-- START MATERIAL FOR THIS EXERCISE --
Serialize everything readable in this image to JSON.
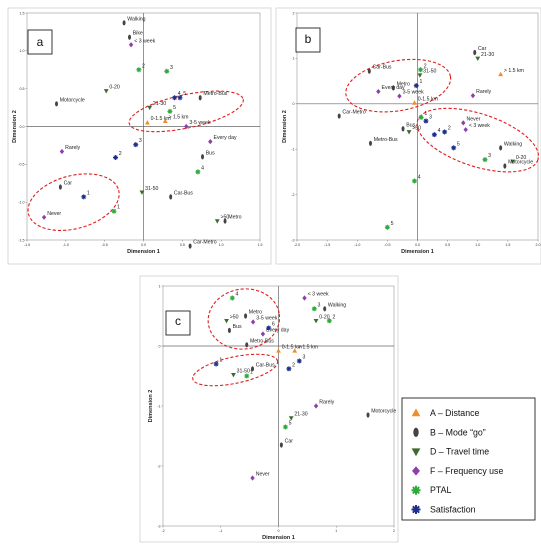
{
  "chart_data": [
    {
      "type": "scatter",
      "panel_label": "a",
      "xlabel": "Dimension 1",
      "ylabel": "Dimension 2",
      "xlim": [
        -1.5,
        1.5
      ],
      "ylim": [
        -1.5,
        1.5
      ],
      "xticks": [
        -1.5,
        -1.0,
        -0.5,
        0.0,
        0.5,
        1.0,
        1.5
      ],
      "xtick_labels": [
        "-1.5",
        "-1.0",
        "-0.5",
        "0.0",
        "0.5",
        "1.0",
        "1.5"
      ],
      "yticks": [
        -1.5,
        -1.0,
        -0.5,
        0.0,
        0.5,
        1.0,
        1.5
      ],
      "ytick_labels": [
        "-1.5",
        "-1.0",
        "-0.5",
        "0.0",
        "0.5",
        "1.0",
        "1.5"
      ],
      "points": [
        {
          "label": "Walking",
          "cat": "B",
          "x": -0.25,
          "y": 1.37
        },
        {
          "label": "Bike",
          "cat": "B",
          "x": -0.18,
          "y": 1.18
        },
        {
          "label": "< 3 week",
          "cat": "F",
          "x": -0.16,
          "y": 1.08
        },
        {
          "label": "2",
          "cat": "P",
          "x": -0.06,
          "y": 0.75
        },
        {
          "label": "3",
          "cat": "P",
          "x": 0.3,
          "y": 0.73
        },
        {
          "label": "0-20",
          "cat": "D",
          "x": -0.48,
          "y": 0.47
        },
        {
          "label": "Motorcycle",
          "cat": "B",
          "x": -1.12,
          "y": 0.3
        },
        {
          "label": "21-30",
          "cat": "D",
          "x": 0.08,
          "y": 0.25
        },
        {
          "label": "4",
          "cat": "S",
          "x": 0.4,
          "y": 0.38
        },
        {
          "label": "5",
          "cat": "S",
          "x": 0.47,
          "y": 0.38
        },
        {
          "label": "5",
          "cat": "P",
          "x": 0.34,
          "y": 0.2
        },
        {
          "label": "Metro-Bus",
          "cat": "B",
          "x": 0.73,
          "y": 0.38
        },
        {
          "label": "0-1.5 km",
          "cat": "A",
          "x": 0.05,
          "y": 0.05
        },
        {
          "label": "> 1.5 km",
          "cat": "A",
          "x": 0.28,
          "y": 0.07
        },
        {
          "label": "3-5 week",
          "cat": "F",
          "x": 0.55,
          "y": 0.0
        },
        {
          "label": "Every day",
          "cat": "F",
          "x": 0.86,
          "y": -0.2
        },
        {
          "label": "Rarely",
          "cat": "F",
          "x": -1.05,
          "y": -0.33
        },
        {
          "label": "3",
          "cat": "S",
          "x": -0.1,
          "y": -0.24
        },
        {
          "label": "2",
          "cat": "S",
          "x": -0.36,
          "y": -0.41
        },
        {
          "label": "Bus",
          "cat": "B",
          "x": 0.76,
          "y": -0.4
        },
        {
          "label": "4",
          "cat": "P",
          "x": 0.7,
          "y": -0.6
        },
        {
          "label": "Car",
          "cat": "B",
          "x": -1.07,
          "y": -0.8
        },
        {
          "label": "1",
          "cat": "S",
          "x": -0.77,
          "y": -0.93
        },
        {
          "label": "1",
          "cat": "P",
          "x": -0.38,
          "y": -1.12
        },
        {
          "label": "Never",
          "cat": "F",
          "x": -1.28,
          "y": -1.2
        },
        {
          "label": "31-50",
          "cat": "D",
          "x": -0.02,
          "y": -0.87
        },
        {
          "label": "Car-Bus",
          "cat": "B",
          "x": 0.35,
          "y": -0.93
        },
        {
          "label": "Metro",
          "cat": "B",
          "x": 1.05,
          "y": -1.25
        },
        {
          "label": ">50",
          "cat": "D",
          "x": 0.95,
          "y": -1.25
        },
        {
          "label": "Car-Metro",
          "cat": "B",
          "x": 0.6,
          "y": -1.58
        }
      ],
      "ellipses": [
        {
          "cx": 0.55,
          "cy": 0.2,
          "rx": 0.75,
          "ry": 0.22,
          "angle": -12
        },
        {
          "cx": -0.9,
          "cy": -1.0,
          "rx": 0.6,
          "ry": 0.35,
          "angle": -15
        }
      ]
    },
    {
      "type": "scatter",
      "panel_label": "b",
      "xlabel": "Dimension 1",
      "ylabel": "Dimension 2",
      "xlim": [
        -2.0,
        2.0
      ],
      "ylim": [
        -3.0,
        2.0
      ],
      "xticks": [
        -2.0,
        -1.5,
        -1.0,
        -0.5,
        0.0,
        0.5,
        1.0,
        1.5,
        2.0
      ],
      "xtick_labels": [
        "-2.0",
        "-1.5",
        "-1.0",
        "-0.5",
        "0.0",
        "0.5",
        "1.0",
        "1.5",
        "2.0"
      ],
      "yticks": [
        -3,
        -2,
        -1,
        0,
        1,
        2
      ],
      "ytick_labels": [
        "-3",
        "-2",
        "-1",
        "0",
        "1",
        "2"
      ],
      "points": [
        {
          "label": "Car",
          "cat": "B",
          "x": 0.95,
          "y": 1.13
        },
        {
          "label": "21-30",
          "cat": "D",
          "x": 1.0,
          "y": 1.0
        },
        {
          "label": "> 1.5 km",
          "cat": "A",
          "x": 1.38,
          "y": 0.65
        },
        {
          "label": "2",
          "cat": "P",
          "x": 0.05,
          "y": 0.75
        },
        {
          "label": "Car-Bus",
          "cat": "B",
          "x": -0.8,
          "y": 0.72
        },
        {
          "label": "31-50",
          "cat": "D",
          "x": 0.04,
          "y": 0.63
        },
        {
          "label": "1",
          "cat": "S",
          "x": -0.02,
          "y": 0.4
        },
        {
          "label": "Metro",
          "cat": "B",
          "x": -0.4,
          "y": 0.35
        },
        {
          "label": "Every day",
          "cat": "F",
          "x": -0.65,
          "y": 0.27
        },
        {
          "label": "3-5 week",
          "cat": "F",
          "x": -0.3,
          "y": 0.17
        },
        {
          "label": "Rarely",
          "cat": "F",
          "x": 0.92,
          "y": 0.18
        },
        {
          "label": "0-1.5 km",
          "cat": "A",
          "x": -0.05,
          "y": 0.02
        },
        {
          "label": "Car-Metro",
          "cat": "B",
          "x": -1.3,
          "y": -0.27
        },
        {
          "label": "1",
          "cat": "P",
          "x": 0.06,
          "y": -0.3
        },
        {
          "label": "3",
          "cat": "S",
          "x": 0.14,
          "y": -0.38
        },
        {
          "label": "Never",
          "cat": "F",
          "x": 0.76,
          "y": -0.42
        },
        {
          "label": "Bus",
          "cat": "B",
          "x": -0.24,
          "y": -0.55
        },
        {
          "label": ">50",
          "cat": "D",
          "x": -0.14,
          "y": -0.62
        },
        {
          "label": "< 3 week",
          "cat": "F",
          "x": 0.8,
          "y": -0.57
        },
        {
          "label": "2",
          "cat": "S",
          "x": 0.45,
          "y": -0.62
        },
        {
          "label": "4",
          "cat": "S",
          "x": 0.28,
          "y": -0.68
        },
        {
          "label": "Metro-Bus",
          "cat": "B",
          "x": -0.78,
          "y": -0.87
        },
        {
          "label": "5",
          "cat": "S",
          "x": 0.6,
          "y": -0.97
        },
        {
          "label": "Walking",
          "cat": "B",
          "x": 1.38,
          "y": -0.97
        },
        {
          "label": "3",
          "cat": "P",
          "x": 1.12,
          "y": -1.23
        },
        {
          "label": "0-20",
          "cat": "D",
          "x": 1.58,
          "y": -1.27
        },
        {
          "label": "Motorcycle",
          "cat": "B",
          "x": 1.45,
          "y": -1.37
        },
        {
          "label": "4",
          "cat": "P",
          "x": -0.05,
          "y": -1.7
        },
        {
          "label": "5",
          "cat": "P",
          "x": -0.5,
          "y": -2.72
        }
      ],
      "ellipses": [
        {
          "cx": -0.32,
          "cy": 0.4,
          "rx": 0.88,
          "ry": 0.55,
          "angle": -10
        },
        {
          "cx": 1.0,
          "cy": -0.8,
          "rx": 1.05,
          "ry": 0.58,
          "angle": 18
        }
      ]
    },
    {
      "type": "scatter",
      "panel_label": "c",
      "xlabel": "Dimension 1",
      "ylabel": "Dimension 2",
      "xlim": [
        -2,
        2
      ],
      "ylim": [
        -3,
        1
      ],
      "xticks": [
        -2,
        -1,
        0,
        1,
        2
      ],
      "xtick_labels": [
        "-2",
        "-1",
        "0",
        "1",
        "2"
      ],
      "yticks": [
        -3,
        -2,
        -1,
        0,
        1
      ],
      "ytick_labels": [
        "-3",
        "-2",
        "-1",
        "0",
        "1"
      ],
      "points": [
        {
          "label": "4",
          "cat": "P",
          "x": -0.8,
          "y": 0.8
        },
        {
          "label": "< 3 week",
          "cat": "F",
          "x": 0.45,
          "y": 0.8
        },
        {
          "label": "3",
          "cat": "P",
          "x": 0.62,
          "y": 0.62
        },
        {
          "label": "Walking",
          "cat": "B",
          "x": 0.8,
          "y": 0.62
        },
        {
          "label": "Metro",
          "cat": "B",
          "x": -0.57,
          "y": 0.5
        },
        {
          "label": ">50",
          "cat": "D",
          "x": -0.9,
          "y": 0.42
        },
        {
          "label": "3-5 week",
          "cat": "F",
          "x": -0.44,
          "y": 0.4
        },
        {
          "label": "0-20",
          "cat": "D",
          "x": 0.65,
          "y": 0.42
        },
        {
          "label": "2",
          "cat": "P",
          "x": 0.88,
          "y": 0.42
        },
        {
          "label": "6",
          "cat": "S",
          "x": -0.17,
          "y": 0.3
        },
        {
          "label": "Bus",
          "cat": "B",
          "x": -0.85,
          "y": 0.26
        },
        {
          "label": "Every day",
          "cat": "F",
          "x": -0.27,
          "y": 0.2
        },
        {
          "label": "Metro-Bus",
          "cat": "B",
          "x": -0.55,
          "y": 0.02
        },
        {
          "label": "0-1.5 km",
          "cat": "A",
          "x": 0.0,
          "y": -0.08
        },
        {
          "label": "> 1.5 km",
          "cat": "A",
          "x": 0.28,
          "y": -0.08
        },
        {
          "label": "1",
          "cat": "S",
          "x": -1.08,
          "y": -0.3
        },
        {
          "label": "Car-Bus",
          "cat": "B",
          "x": -0.45,
          "y": -0.38
        },
        {
          "label": "1",
          "cat": "P",
          "x": -0.55,
          "y": -0.5
        },
        {
          "label": "31-50",
          "cat": "D",
          "x": -0.78,
          "y": -0.48
        },
        {
          "label": "2",
          "cat": "S",
          "x": 0.18,
          "y": -0.38
        },
        {
          "label": "3",
          "cat": "S",
          "x": 0.36,
          "y": -0.25
        },
        {
          "label": "Rarely",
          "cat": "F",
          "x": 0.65,
          "y": -1.0
        },
        {
          "label": "Motorcycle",
          "cat": "B",
          "x": 1.55,
          "y": -1.15
        },
        {
          "label": "21-30",
          "cat": "D",
          "x": 0.22,
          "y": -1.2
        },
        {
          "label": "5",
          "cat": "P",
          "x": 0.12,
          "y": -1.35
        },
        {
          "label": "Car",
          "cat": "B",
          "x": 0.05,
          "y": -1.65
        },
        {
          "label": "Never",
          "cat": "F",
          "x": -0.45,
          "y": -2.2
        }
      ],
      "ellipses": [
        {
          "cx": -0.6,
          "cy": 0.45,
          "rx": 0.62,
          "ry": 0.5,
          "angle": -8
        },
        {
          "cx": -0.75,
          "cy": -0.4,
          "rx": 0.75,
          "ry": 0.22,
          "angle": -12
        }
      ]
    }
  ],
  "legend": {
    "items": [
      {
        "cat": "A",
        "label": "A – Distance",
        "color": "#f28c28",
        "shape": "triangle-up"
      },
      {
        "cat": "B",
        "label": "B – Mode “go”",
        "color": "#444444",
        "shape": "ellipse"
      },
      {
        "cat": "D",
        "label": "D – Travel time",
        "color": "#3d6b2e",
        "shape": "triangle-down"
      },
      {
        "cat": "F",
        "label": "F – Frequency use",
        "color": "#8e3fae",
        "shape": "diamond"
      },
      {
        "cat": "P",
        "label": "PTAL",
        "color": "#2eaa3c",
        "shape": "asterisk"
      },
      {
        "cat": "S",
        "label": "Satisfaction",
        "color": "#1c2f8a",
        "shape": "asterisk"
      }
    ]
  }
}
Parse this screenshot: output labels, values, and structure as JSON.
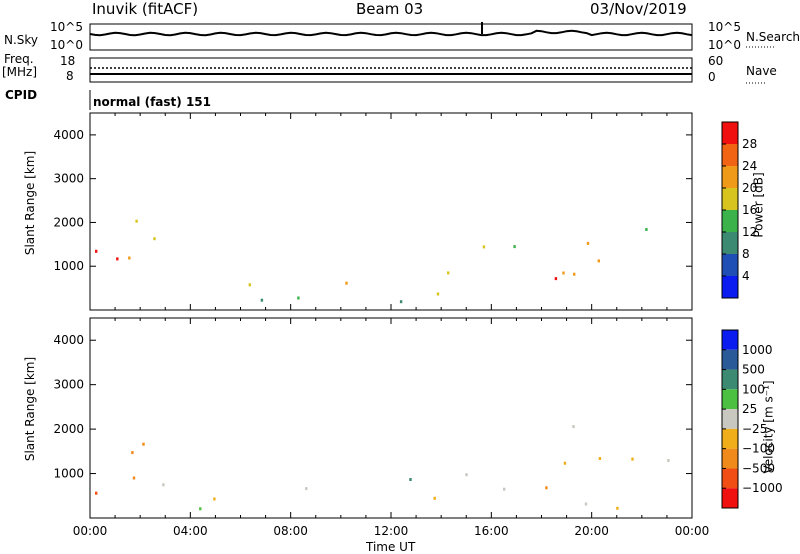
{
  "header": {
    "station": "Inuvik (fitACF)",
    "beam": "Beam 03",
    "date": "03/Nov/2019"
  },
  "strip_labels": {
    "nsky": "N.Sky",
    "nsky_ticks": [
      "10^5",
      "10^0"
    ],
    "nsearch": "N.Search",
    "nsearch_ticks": [
      "10^5",
      "10^0"
    ],
    "freq_top": "Freq.",
    "freq_unit": "[MHz]",
    "freq_ticks": [
      "18",
      "8"
    ],
    "nave": "Nave",
    "nave_ticks": [
      "60",
      "0"
    ],
    "cpid": "CPID",
    "cpid_value": "normal (fast) 151"
  },
  "colors": {
    "power_scale": [
      "#0a1cf0",
      "#1f4fb4",
      "#3d8a73",
      "#3cb34a",
      "#d8c41e",
      "#f09a1a",
      "#f06414",
      "#f01010"
    ],
    "velocity_scale": [
      "#f01010",
      "#f04e14",
      "#f08a1a",
      "#f0ae1a",
      "#c8c8c0",
      "#4cc040",
      "#3d8a73",
      "#2a5a98",
      "#0a1cf0"
    ]
  },
  "chart_data": [
    {
      "type": "heatmap",
      "name": "power",
      "ylabel": "Slant Range [km]",
      "xlabel": "",
      "yticks": [
        "4000",
        "3000",
        "2000",
        "1000"
      ],
      "ylim": [
        0,
        4500
      ],
      "xlim_hours": [
        0,
        24
      ],
      "colorbar_label": "Power [dB]",
      "colorbar_ticks": [
        "28",
        "24",
        "20",
        "16",
        "12",
        "8",
        "4"
      ],
      "colorbar_range": [
        0,
        32
      ]
    },
    {
      "type": "heatmap",
      "name": "velocity",
      "ylabel": "Slant Range [km]",
      "xlabel": "Time UT",
      "yticks": [
        "4000",
        "3000",
        "2000",
        "1000"
      ],
      "ylim": [
        0,
        4500
      ],
      "xlim_hours": [
        0,
        24
      ],
      "xticks": [
        "00:00",
        "04:00",
        "08:00",
        "12:00",
        "16:00",
        "20:00",
        "00:00"
      ],
      "colorbar_label": "Velocity [m s⁻¹]",
      "colorbar_ticks": [
        "1000",
        "500",
        "100",
        "25",
        "−25",
        "−100",
        "−500",
        "−1000"
      ]
    }
  ]
}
-- END MATERIAL FOR THIS EXERCISE --
**TO BE DONE**
List the lines of the material in which the word "JSON" occurs.

**SOLUTION FOR THIS EXERCISE**
Serialize everything readable in this image to JSON.
Parse this screenshot: output labels, values, and structure as JSON.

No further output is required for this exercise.